**To be done:**
Reproduce every record below exactly as written, but leave out any pictures.

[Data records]
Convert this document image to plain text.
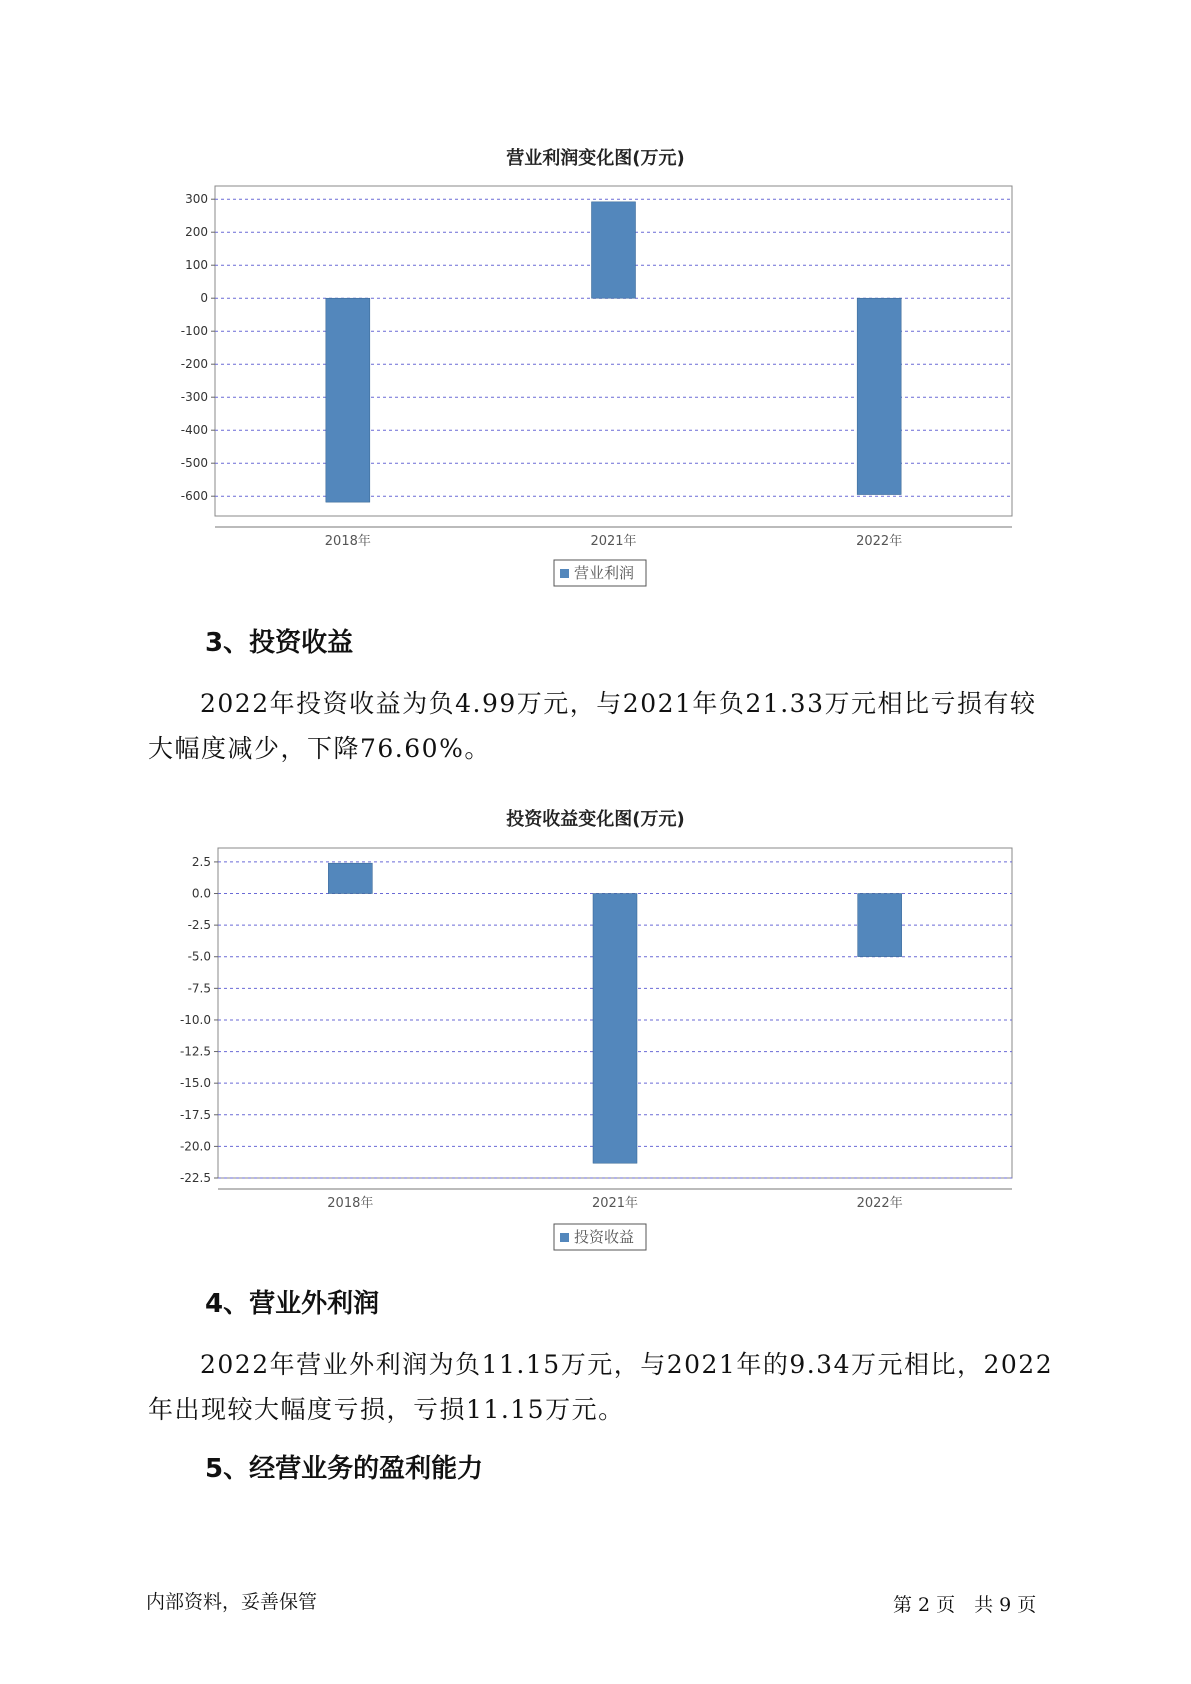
营业利润变化图(万元)
300
200
100
0
-100
-200
-300
-400
-500
-600
2018年	2021年	2022年
营业利润
3、投资收益
2022年投资收益为负4.99万元，与2021年负21.33万元相比亏损有较大幅度减少，下降76.60%。
投资收益变化图(万元)
2.5
0.0
-2.5
-5.0
-7.5
-10.0
-12.5
-15.0
-17.5
-20.0
-22.5
2018年	2021年	2022年
投资收益
4、营业外利润
2022年营业外利润为负11.15万元，与2021年的9.34万元相比，2022年出现较大幅度亏损，亏损11.15万元。
5、经营业务的盈利能力
内部资料，妥善保管	第 2 页　共 9 页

**Complete answer:**
Convert this document image to plain text.
营业利润变化图(万元)
300
200
100
0
-100
-200
-300
-400
-500
-600
2018年	2021年	2022年
营业利润
3、投资收益
2022年投资收益为负4.99万元，与2021年负21.33万元相比亏损有较大幅度减少，下降76.60%。
投资收益变化图(万元)
2.5
0.0
-2.5
-5.0
-7.5
-10.0
-12.5
-15.0
-17.5
-20.0
-22.5
2018年	2021年	2022年
投资收益
4、营业外利润
2022年营业外利润为负11.15万元，与2021年的9.34万元相比，2022年出现较大幅度亏损，亏损11.15万元。
5、经营业务的盈利能力
内部资料，妥善保管	第 2 页　共 9 页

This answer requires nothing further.